Task objective:
In this exercise, return the whole listing exactly, excluding any images.

#### Exercise data

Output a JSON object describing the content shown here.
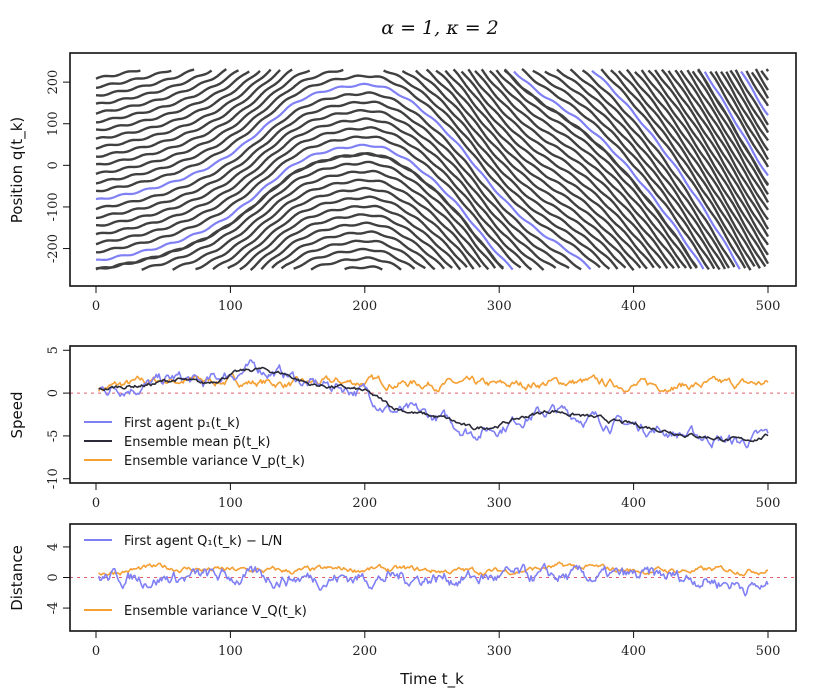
{
  "title": "α = 1, κ = 2",
  "colors": {
    "trajectory": "#404040",
    "highlight": "#8080f5",
    "mean": "#2a2a38",
    "variance": "#f5a035",
    "zero_line": "#e06070"
  },
  "chart_data": [
    {
      "id": "position",
      "type": "line",
      "ylabel": "Position q(t_k)",
      "xlim": [
        0,
        500
      ],
      "ylim": [
        -290,
        270
      ],
      "xticks": [
        "0",
        "100",
        "200",
        "300",
        "400",
        "500"
      ],
      "yticks": [
        "-200",
        "-100",
        "0",
        "100",
        "200"
      ],
      "x_range": [
        0,
        500
      ],
      "band_top": 230,
      "band_bottom": -250,
      "lane_count": 24,
      "highlight_lanes": [
        1,
        8
      ],
      "series": [
        {
          "role": "speed_profile",
          "x": [
            0,
            40,
            80,
            100,
            120,
            140,
            160,
            180,
            200,
            220,
            240,
            260,
            280,
            300,
            320,
            340,
            360,
            380,
            400,
            420,
            440,
            460,
            480,
            500
          ],
          "values": [
            0.5,
            0.8,
            1.5,
            2.2,
            2.8,
            2.6,
            1.2,
            0.6,
            0.2,
            -1.5,
            -2.5,
            -3.2,
            -4.2,
            -3.6,
            -2.8,
            -2.0,
            -2.5,
            -3.2,
            -3.8,
            -4.2,
            -4.8,
            -5.2,
            -5.6,
            -5.1
          ]
        }
      ]
    },
    {
      "id": "speed",
      "type": "line",
      "ylabel": "Speed",
      "xlim": [
        0,
        500
      ],
      "ylim": [
        -10.5,
        5.5
      ],
      "xticks": [
        "0",
        "100",
        "200",
        "300",
        "400",
        "500"
      ],
      "yticks": [
        "5",
        "0",
        "-5",
        "-10"
      ],
      "hline": 0,
      "x_range": [
        2,
        500
      ],
      "legend": [
        {
          "label": "First agent p₁(t_k)",
          "color": "#8080f5"
        },
        {
          "label": "Ensemble mean p̄(t_k)",
          "color": "#2a2a38"
        },
        {
          "label": "Ensemble variance V_p(t_k)",
          "color": "#f5a035"
        }
      ],
      "series": [
        {
          "name": "First agent p₁(t_k)",
          "x": [
            0,
            20,
            40,
            60,
            80,
            100,
            120,
            140,
            160,
            180,
            200,
            220,
            240,
            260,
            280,
            300,
            320,
            340,
            360,
            380,
            400,
            420,
            440,
            460,
            480,
            500
          ],
          "values": [
            0.3,
            0.8,
            1.0,
            1.7,
            1.0,
            2.3,
            2.9,
            2.3,
            0.9,
            0.8,
            0.2,
            -2.0,
            -2.5,
            -3.2,
            -4.5,
            -3.9,
            -2.6,
            -2.1,
            -2.7,
            -3.3,
            -3.8,
            -4.3,
            -4.9,
            -5.3,
            -5.8,
            -5.0
          ],
          "noise": 1.0
        },
        {
          "name": "Ensemble mean p̄(t_k)",
          "x": [
            0,
            20,
            40,
            60,
            80,
            100,
            120,
            140,
            160,
            180,
            200,
            220,
            240,
            260,
            280,
            300,
            320,
            340,
            360,
            380,
            400,
            420,
            440,
            460,
            480,
            500
          ],
          "values": [
            0.3,
            0.8,
            1.0,
            1.6,
            1.0,
            2.2,
            2.8,
            2.3,
            1.0,
            0.7,
            0.2,
            -1.6,
            -2.4,
            -3.0,
            -4.2,
            -3.7,
            -2.7,
            -2.0,
            -2.6,
            -3.2,
            -3.7,
            -4.2,
            -4.8,
            -5.2,
            -5.6,
            -5.0
          ],
          "noise": 0.35
        },
        {
          "name": "Ensemble variance V_p(t_k)",
          "x": [
            0,
            50,
            100,
            150,
            200,
            250,
            300,
            350,
            400,
            450,
            500
          ],
          "values": [
            0.6,
            1.6,
            1.5,
            1.1,
            1.4,
            1.2,
            0.9,
            1.4,
            1.0,
            1.0,
            1.2
          ],
          "noise": 0.7,
          "floor": 0.15
        }
      ]
    },
    {
      "id": "distance",
      "type": "line",
      "ylabel": "Distance",
      "xlabel": "Time t_k",
      "xlim": [
        0,
        500
      ],
      "ylim": [
        -7,
        7
      ],
      "xticks": [
        "0",
        "100",
        "200",
        "300",
        "400",
        "500"
      ],
      "yticks": [
        "4",
        "0",
        "-4"
      ],
      "hline": 0,
      "x_range": [
        2,
        500
      ],
      "legend": [
        {
          "label": "First agent Q₁(t_k) − L/N",
          "color": "#8080f5"
        },
        {
          "label": "Ensemble variance V_Q(t_k)",
          "color": "#f5a035"
        }
      ],
      "series": [
        {
          "name": "First agent Q₁(t_k) − L/N",
          "x": [
            0,
            50,
            100,
            150,
            200,
            250,
            300,
            350,
            400,
            450,
            500
          ],
          "values": [
            0.0,
            0.0,
            0.0,
            0.0,
            0.0,
            0.0,
            0.0,
            0.0,
            0.0,
            0.0,
            -1.5
          ],
          "noise": 1.3
        },
        {
          "name": "Ensemble variance V_Q(t_k)",
          "x": [
            0,
            50,
            100,
            150,
            200,
            250,
            300,
            350,
            400,
            450,
            500
          ],
          "values": [
            0.7,
            1.4,
            1.0,
            0.9,
            1.2,
            1.0,
            0.9,
            1.5,
            1.0,
            1.0,
            1.2
          ],
          "noise": 0.55,
          "floor": 0.2
        }
      ]
    }
  ]
}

########

Full solution:
Output a JSON object describing the content shown here.
{
  "title": "α = 1, κ = 2",
  "colors": {
    "trajectory": "#404040",
    "highlight": "#8080f5",
    "mean": "#2a2a38",
    "variance": "#f5a035",
    "zero_line": "#e06070"
  },
  "chart_data": [
    {
      "id": "position",
      "type": "line",
      "ylabel": "Position q(t_k)",
      "xlim": [
        0,
        500
      ],
      "ylim": [
        -290,
        270
      ],
      "xticks": [
        "0",
        "100",
        "200",
        "300",
        "400",
        "500"
      ],
      "yticks": [
        "-200",
        "-100",
        "0",
        "100",
        "200"
      ],
      "x_range": [
        0,
        500
      ],
      "band_top": 230,
      "band_bottom": -250,
      "lane_count": 24,
      "highlight_lanes": [
        1,
        8
      ],
      "series": [
        {
          "role": "speed_profile",
          "x": [
            0,
            40,
            80,
            100,
            120,
            140,
            160,
            180,
            200,
            220,
            240,
            260,
            280,
            300,
            320,
            340,
            360,
            380,
            400,
            420,
            440,
            460,
            480,
            500
          ],
          "values": [
            0.5,
            0.8,
            1.5,
            2.2,
            2.8,
            2.6,
            1.2,
            0.6,
            0.2,
            -1.5,
            -2.5,
            -3.2,
            -4.2,
            -3.6,
            -2.8,
            -2.0,
            -2.5,
            -3.2,
            -3.8,
            -4.2,
            -4.8,
            -5.2,
            -5.6,
            -5.1
          ]
        }
      ]
    },
    {
      "id": "speed",
      "type": "line",
      "ylabel": "Speed",
      "xlim": [
        0,
        500
      ],
      "ylim": [
        -10.5,
        5.5
      ],
      "xticks": [
        "0",
        "100",
        "200",
        "300",
        "400",
        "500"
      ],
      "yticks": [
        "5",
        "0",
        "-5",
        "-10"
      ],
      "hline": 0,
      "x_range": [
        2,
        500
      ],
      "legend": [
        {
          "label": "First agent p₁(t_k)",
          "color": "#8080f5"
        },
        {
          "label": "Ensemble mean p̄(t_k)",
          "color": "#2a2a38"
        },
        {
          "label": "Ensemble variance V_p(t_k)",
          "color": "#f5a035"
        }
      ],
      "series": [
        {
          "name": "First agent p₁(t_k)",
          "x": [
            0,
            20,
            40,
            60,
            80,
            100,
            120,
            140,
            160,
            180,
            200,
            220,
            240,
            260,
            280,
            300,
            320,
            340,
            360,
            380,
            400,
            420,
            440,
            460,
            480,
            500
          ],
          "values": [
            0.3,
            0.8,
            1.0,
            1.7,
            1.0,
            2.3,
            2.9,
            2.3,
            0.9,
            0.8,
            0.2,
            -2.0,
            -2.5,
            -3.2,
            -4.5,
            -3.9,
            -2.6,
            -2.1,
            -2.7,
            -3.3,
            -3.8,
            -4.3,
            -4.9,
            -5.3,
            -5.8,
            -5.0
          ],
          "noise": 1.0
        },
        {
          "name": "Ensemble mean p̄(t_k)",
          "x": [
            0,
            20,
            40,
            60,
            80,
            100,
            120,
            140,
            160,
            180,
            200,
            220,
            240,
            260,
            280,
            300,
            320,
            340,
            360,
            380,
            400,
            420,
            440,
            460,
            480,
            500
          ],
          "values": [
            0.3,
            0.8,
            1.0,
            1.6,
            1.0,
            2.2,
            2.8,
            2.3,
            1.0,
            0.7,
            0.2,
            -1.6,
            -2.4,
            -3.0,
            -4.2,
            -3.7,
            -2.7,
            -2.0,
            -2.6,
            -3.2,
            -3.7,
            -4.2,
            -4.8,
            -5.2,
            -5.6,
            -5.0
          ],
          "noise": 0.35
        },
        {
          "name": "Ensemble variance V_p(t_k)",
          "x": [
            0,
            50,
            100,
            150,
            200,
            250,
            300,
            350,
            400,
            450,
            500
          ],
          "values": [
            0.6,
            1.6,
            1.5,
            1.1,
            1.4,
            1.2,
            0.9,
            1.4,
            1.0,
            1.0,
            1.2
          ],
          "noise": 0.7,
          "floor": 0.15
        }
      ]
    },
    {
      "id": "distance",
      "type": "line",
      "ylabel": "Distance",
      "xlabel": "Time t_k",
      "xlim": [
        0,
        500
      ],
      "ylim": [
        -7,
        7
      ],
      "xticks": [
        "0",
        "100",
        "200",
        "300",
        "400",
        "500"
      ],
      "yticks": [
        "4",
        "0",
        "-4"
      ],
      "hline": 0,
      "x_range": [
        2,
        500
      ],
      "legend": [
        {
          "label": "First agent Q₁(t_k) − L/N",
          "color": "#8080f5"
        },
        {
          "label": "Ensemble variance V_Q(t_k)",
          "color": "#f5a035"
        }
      ],
      "series": [
        {
          "name": "First agent Q₁(t_k) − L/N",
          "x": [
            0,
            50,
            100,
            150,
            200,
            250,
            300,
            350,
            400,
            450,
            500
          ],
          "values": [
            0.0,
            0.0,
            0.0,
            0.0,
            0.0,
            0.0,
            0.0,
            0.0,
            0.0,
            0.0,
            -1.5
          ],
          "noise": 1.3
        },
        {
          "name": "Ensemble variance V_Q(t_k)",
          "x": [
            0,
            50,
            100,
            150,
            200,
            250,
            300,
            350,
            400,
            450,
            500
          ],
          "values": [
            0.7,
            1.4,
            1.0,
            0.9,
            1.2,
            1.0,
            0.9,
            1.5,
            1.0,
            1.0,
            1.2
          ],
          "noise": 0.55,
          "floor": 0.2
        }
      ]
    }
  ]
}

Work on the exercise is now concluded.